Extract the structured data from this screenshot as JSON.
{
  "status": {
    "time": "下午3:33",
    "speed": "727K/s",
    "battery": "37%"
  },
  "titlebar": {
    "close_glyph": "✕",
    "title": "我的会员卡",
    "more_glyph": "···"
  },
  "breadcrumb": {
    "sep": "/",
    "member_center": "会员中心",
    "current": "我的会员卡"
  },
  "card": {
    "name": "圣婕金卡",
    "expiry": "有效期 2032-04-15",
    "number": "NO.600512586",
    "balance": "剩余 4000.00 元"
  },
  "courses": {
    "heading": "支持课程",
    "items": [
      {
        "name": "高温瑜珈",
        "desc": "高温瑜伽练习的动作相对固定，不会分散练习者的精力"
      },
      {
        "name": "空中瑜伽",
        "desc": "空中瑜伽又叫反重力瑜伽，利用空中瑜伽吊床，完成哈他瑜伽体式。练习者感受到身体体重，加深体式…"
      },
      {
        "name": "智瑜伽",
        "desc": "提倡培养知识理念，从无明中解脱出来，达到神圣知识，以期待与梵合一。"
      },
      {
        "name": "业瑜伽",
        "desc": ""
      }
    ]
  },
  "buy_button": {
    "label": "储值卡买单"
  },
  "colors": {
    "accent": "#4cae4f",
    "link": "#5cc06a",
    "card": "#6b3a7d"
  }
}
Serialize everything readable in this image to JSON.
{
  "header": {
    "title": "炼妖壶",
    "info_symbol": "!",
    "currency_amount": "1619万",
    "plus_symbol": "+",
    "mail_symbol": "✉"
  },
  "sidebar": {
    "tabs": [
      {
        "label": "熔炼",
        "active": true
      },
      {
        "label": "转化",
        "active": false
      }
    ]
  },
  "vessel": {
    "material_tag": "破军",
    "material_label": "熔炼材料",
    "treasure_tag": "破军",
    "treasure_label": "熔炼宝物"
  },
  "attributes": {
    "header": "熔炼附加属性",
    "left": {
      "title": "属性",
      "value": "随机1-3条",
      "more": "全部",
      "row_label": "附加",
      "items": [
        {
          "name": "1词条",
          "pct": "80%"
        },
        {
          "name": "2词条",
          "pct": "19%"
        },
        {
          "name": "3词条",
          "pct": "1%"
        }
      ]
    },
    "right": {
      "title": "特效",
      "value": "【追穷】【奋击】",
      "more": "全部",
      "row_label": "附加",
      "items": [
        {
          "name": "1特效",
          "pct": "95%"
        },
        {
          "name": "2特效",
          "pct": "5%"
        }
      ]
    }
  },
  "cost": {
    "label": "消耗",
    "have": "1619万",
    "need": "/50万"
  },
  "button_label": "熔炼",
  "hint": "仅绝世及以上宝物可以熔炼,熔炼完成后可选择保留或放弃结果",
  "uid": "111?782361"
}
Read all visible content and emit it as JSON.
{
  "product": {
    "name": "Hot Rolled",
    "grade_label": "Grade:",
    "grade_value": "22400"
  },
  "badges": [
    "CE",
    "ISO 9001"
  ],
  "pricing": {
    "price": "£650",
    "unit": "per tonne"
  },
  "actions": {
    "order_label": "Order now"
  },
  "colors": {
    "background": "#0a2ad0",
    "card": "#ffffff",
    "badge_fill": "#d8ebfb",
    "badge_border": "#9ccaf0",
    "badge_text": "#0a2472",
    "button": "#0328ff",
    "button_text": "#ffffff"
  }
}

Challenge —
From the records above, extract every line exactly as it stands.

Result below —
Extract the structured data from this screenshot as JSON.
{
  "status": {
    "time": "下午3:33",
    "speed": "727K/s",
    "battery": "37%"
  },
  "titlebar": {
    "close_glyph": "✕",
    "title": "我的会员卡",
    "more_glyph": "···"
  },
  "breadcrumb": {
    "sep": "/",
    "member_center": "会员中心",
    "current": "我的会员卡"
  },
  "card": {
    "name": "圣婕金卡",
    "expiry": "有效期 2032-04-15",
    "number": "NO.600512586",
    "balance": "剩余 4000.00 元"
  },
  "courses": {
    "heading": "支持课程",
    "items": [
      {
        "name": "高温瑜珈",
        "desc": "高温瑜伽练习的动作相对固定，不会分散练习者的精力"
      },
      {
        "name": "空中瑜伽",
        "desc": "空中瑜伽又叫反重力瑜伽，利用空中瑜伽吊床，完成哈他瑜伽体式。练习者感受到身体体重，加深体式…"
      },
      {
        "name": "智瑜伽",
        "desc": "提倡培养知识理念，从无明中解脱出来，达到神圣知识，以期待与梵合一。"
      },
      {
        "name": "业瑜伽",
        "desc": ""
      }
    ]
  },
  "buy_button": {
    "label": "储值卡买单"
  },
  "colors": {
    "accent": "#4cae4f",
    "link": "#5cc06a",
    "card": "#6b3a7d"
  }
}
Serialize everything readable in this image to JSON.
{
  "header": {
    "title": "炼妖壶",
    "info_symbol": "!",
    "currency_amount": "1619万",
    "plus_symbol": "+",
    "mail_symbol": "✉"
  },
  "sidebar": {
    "tabs": [
      {
        "label": "熔炼",
        "active": true
      },
      {
        "label": "转化",
        "active": false
      }
    ]
  },
  "vessel": {
    "material_tag": "破军",
    "material_label": "熔炼材料",
    "treasure_tag": "破军",
    "treasure_label": "熔炼宝物"
  },
  "attributes": {
    "header": "熔炼附加属性",
    "left": {
      "title": "属性",
      "value": "随机1-3条",
      "more": "全部",
      "row_label": "附加",
      "items": [
        {
          "name": "1词条",
          "pct": "80%"
        },
        {
          "name": "2词条",
          "pct": "19%"
        },
        {
          "name": "3词条",
          "pct": "1%"
        }
      ]
    },
    "right": {
      "title": "特效",
      "value": "【追穷】【奋击】",
      "more": "全部",
      "row_label": "附加",
      "items": [
        {
          "name": "1特效",
          "pct": "95%"
        },
        {
          "name": "2特效",
          "pct": "5%"
        }
      ]
    }
  },
  "cost": {
    "label": "消耗",
    "have": "1619万",
    "need": "/50万"
  },
  "button_label": "熔炼",
  "hint": "仅绝世及以上宝物可以熔炼,熔炼完成后可选择保留或放弃结果",
  "uid": "111?782361"
}
Read all visible content and emit it as JSON.
{
  "product": {
    "name": "Hot Rolled",
    "grade_label": "Grade:",
    "grade_value": "22400"
  },
  "badges": [
    "CE",
    "ISO 9001"
  ],
  "pricing": {
    "price": "£650",
    "unit": "per tonne"
  },
  "actions": {
    "order_label": "Order now"
  },
  "colors": {
    "background": "#0a2ad0",
    "card": "#ffffff",
    "badge_fill": "#d8ebfb",
    "badge_border": "#9ccaf0",
    "badge_text": "#0a2472",
    "button": "#0328ff",
    "button_text": "#ffffff"
  }
}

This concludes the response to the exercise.